» Given request:
Every entry that follows should be reproduced exactly.

» Given entries:
-------------------------
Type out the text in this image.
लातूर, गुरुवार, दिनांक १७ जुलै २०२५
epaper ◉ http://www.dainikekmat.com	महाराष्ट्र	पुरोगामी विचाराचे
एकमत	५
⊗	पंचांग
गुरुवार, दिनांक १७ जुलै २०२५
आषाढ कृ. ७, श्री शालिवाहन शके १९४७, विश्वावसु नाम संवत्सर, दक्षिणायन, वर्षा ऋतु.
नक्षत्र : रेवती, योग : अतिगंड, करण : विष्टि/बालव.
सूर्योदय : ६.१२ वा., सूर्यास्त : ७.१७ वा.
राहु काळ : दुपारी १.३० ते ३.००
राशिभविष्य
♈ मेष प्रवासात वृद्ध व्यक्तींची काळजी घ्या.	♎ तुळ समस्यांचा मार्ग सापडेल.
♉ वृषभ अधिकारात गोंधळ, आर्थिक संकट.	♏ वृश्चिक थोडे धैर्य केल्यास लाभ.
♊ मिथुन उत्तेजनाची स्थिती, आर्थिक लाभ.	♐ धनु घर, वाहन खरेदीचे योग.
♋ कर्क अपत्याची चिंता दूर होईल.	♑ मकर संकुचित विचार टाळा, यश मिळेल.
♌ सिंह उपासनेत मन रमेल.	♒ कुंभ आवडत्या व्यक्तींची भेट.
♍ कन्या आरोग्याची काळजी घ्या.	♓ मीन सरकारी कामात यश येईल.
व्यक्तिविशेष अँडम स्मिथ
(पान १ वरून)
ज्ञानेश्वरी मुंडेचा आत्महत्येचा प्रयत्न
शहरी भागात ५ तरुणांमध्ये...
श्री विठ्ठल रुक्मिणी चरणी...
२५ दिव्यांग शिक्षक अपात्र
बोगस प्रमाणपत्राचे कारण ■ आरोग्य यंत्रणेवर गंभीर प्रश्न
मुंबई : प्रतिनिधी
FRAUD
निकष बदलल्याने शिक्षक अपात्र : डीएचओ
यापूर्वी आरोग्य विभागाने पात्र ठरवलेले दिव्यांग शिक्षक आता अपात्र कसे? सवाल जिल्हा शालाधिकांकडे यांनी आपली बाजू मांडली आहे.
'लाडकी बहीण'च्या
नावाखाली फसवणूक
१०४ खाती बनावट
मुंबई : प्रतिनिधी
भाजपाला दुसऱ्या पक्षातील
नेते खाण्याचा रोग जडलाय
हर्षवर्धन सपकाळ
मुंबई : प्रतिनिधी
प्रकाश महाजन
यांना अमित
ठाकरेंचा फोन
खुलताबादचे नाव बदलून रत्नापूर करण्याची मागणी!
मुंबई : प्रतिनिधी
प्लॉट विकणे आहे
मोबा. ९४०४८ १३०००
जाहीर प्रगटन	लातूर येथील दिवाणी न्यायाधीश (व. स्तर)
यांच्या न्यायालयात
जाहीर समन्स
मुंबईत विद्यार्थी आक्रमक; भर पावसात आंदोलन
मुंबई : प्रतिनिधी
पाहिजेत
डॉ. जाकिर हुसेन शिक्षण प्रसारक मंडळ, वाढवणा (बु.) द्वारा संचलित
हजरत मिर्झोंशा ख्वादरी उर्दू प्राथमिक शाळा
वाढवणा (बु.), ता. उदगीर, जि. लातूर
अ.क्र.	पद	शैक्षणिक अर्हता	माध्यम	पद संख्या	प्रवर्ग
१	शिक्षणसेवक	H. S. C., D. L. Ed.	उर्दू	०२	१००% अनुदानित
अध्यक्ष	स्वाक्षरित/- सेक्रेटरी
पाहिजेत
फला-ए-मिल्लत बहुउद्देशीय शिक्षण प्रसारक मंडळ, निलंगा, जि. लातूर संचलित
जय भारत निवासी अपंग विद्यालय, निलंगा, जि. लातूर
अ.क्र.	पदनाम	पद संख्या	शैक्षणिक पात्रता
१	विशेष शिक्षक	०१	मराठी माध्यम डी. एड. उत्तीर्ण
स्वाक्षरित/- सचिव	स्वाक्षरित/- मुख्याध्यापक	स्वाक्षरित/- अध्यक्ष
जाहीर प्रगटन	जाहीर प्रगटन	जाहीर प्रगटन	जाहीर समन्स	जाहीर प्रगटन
-------------------------
» Task response:
Type out the text in this image.
लातूर, गुरुवार, दिनांक १७ जुलै २०२५
epaper ◉ http://www.dainikekmat.com	महाराष्ट्र	पुरोगामी विचाराचे
एकमत	५
⊗	पंचांग
गुरुवार, दिनांक १७ जुलै २०२५
आषाढ कृ. ७, श्री शालिवाहन शके १९४७, विश्वावसु नाम संवत्सर, दक्षिणायन, वर्षा ऋतु.
नक्षत्र : रेवती, योग : अतिगंड, करण : विष्टि/बालव.
सूर्योदय : ६.१२ वा., सूर्यास्त : ७.१७ वा.
राहु काळ : दुपारी १.३० ते ३.००
राशिभविष्य
♈ मेष प्रवासात वृद्ध व्यक्तींची काळजी घ्या.	♎ तुळ समस्यांचा मार्ग सापडेल.
♉ वृषभ अधिकारात गोंधळ, आर्थिक संकट.	♏ वृश्चिक थोडे धैर्य केल्यास लाभ.
♊ मिथुन उत्तेजनाची स्थिती, आर्थिक लाभ.	♐ धनु घर, वाहन खरेदीचे योग.
♋ कर्क अपत्याची चिंता दूर होईल.	♑ मकर संकुचित विचार टाळा, यश मिळेल.
♌ सिंह उपासनेत मन रमेल.	♒ कुंभ आवडत्या व्यक्तींची भेट.
♍ कन्या आरोग्याची काळजी घ्या.	♓ मीन सरकारी कामात यश येईल.
व्यक्तिविशेष अँडम स्मिथ
(पान १ वरून)
ज्ञानेश्वरी मुंडेचा आत्महत्येचा प्रयत्न
शहरी भागात ५ तरुणांमध्ये...
श्री विठ्ठल रुक्मिणी चरणी...
२५ दिव्यांग शिक्षक अपात्र
बोगस प्रमाणपत्राचे कारण ■ आरोग्य यंत्रणेवर गंभीर प्रश्न
मुंबई : प्रतिनिधी
FRAUD
निकष बदलल्याने शिक्षक अपात्र : डीएचओ
यापूर्वी आरोग्य विभागाने पात्र ठरवलेले दिव्यांग शिक्षक आता अपात्र कसे? सवाल जिल्हा शालाधिकांकडे यांनी आपली बाजू मांडली आहे.
'लाडकी बहीण'च्या
नावाखाली फसवणूक
१०४ खाती बनावट
मुंबई : प्रतिनिधी
भाजपाला दुसऱ्या पक्षातील
नेते खाण्याचा रोग जडलाय
हर्षवर्धन सपकाळ
मुंबई : प्रतिनिधी
प्रकाश महाजन
यांना अमित
ठाकरेंचा फोन
खुलताबादचे नाव बदलून रत्नापूर करण्याची मागणी!
मुंबई : प्रतिनिधी
प्लॉट विकणे आहे
मोबा. ९४०४८ १३०००
जाहीर प्रगटन	लातूर येथील दिवाणी न्यायाधीश (व. स्तर)
यांच्या न्यायालयात
जाहीर समन्स
मुंबईत विद्यार्थी आक्रमक; भर पावसात आंदोलन
मुंबई : प्रतिनिधी
पाहिजेत
डॉ. जाकिर हुसेन शिक्षण प्रसारक मंडळ, वाढवणा (बु.) द्वारा संचलित
हजरत मिर्झोंशा ख्वादरी उर्दू प्राथमिक शाळा
वाढवणा (बु.), ता. उदगीर, जि. लातूर
अ.क्र.	पद	शैक्षणिक अर्हता	माध्यम	पद संख्या	प्रवर्ग
१	शिक्षणसेवक	H. S. C., D. L. Ed.	उर्दू	०२	१००% अनुदानित
अध्यक्ष	स्वाक्षरित/- सेक्रेटरी
पाहिजेत
फला-ए-मिल्लत बहुउद्देशीय शिक्षण प्रसारक मंडळ, निलंगा, जि. लातूर संचलित
जय भारत निवासी अपंग विद्यालय, निलंगा, जि. लातूर
अ.क्र.	पदनाम	पद संख्या	शैक्षणिक पात्रता
१	विशेष शिक्षक	०१	मराठी माध्यम डी. एड. उत्तीर्ण
स्वाक्षरित/- सचिव	स्वाक्षरित/- मुख्याध्यापक	स्वाक्षरित/- अध्यक्ष
जाहीर प्रगटन	जाहीर प्रगटन	जाहीर प्रगटन	जाहीर समन्स	जाहीर प्रगटन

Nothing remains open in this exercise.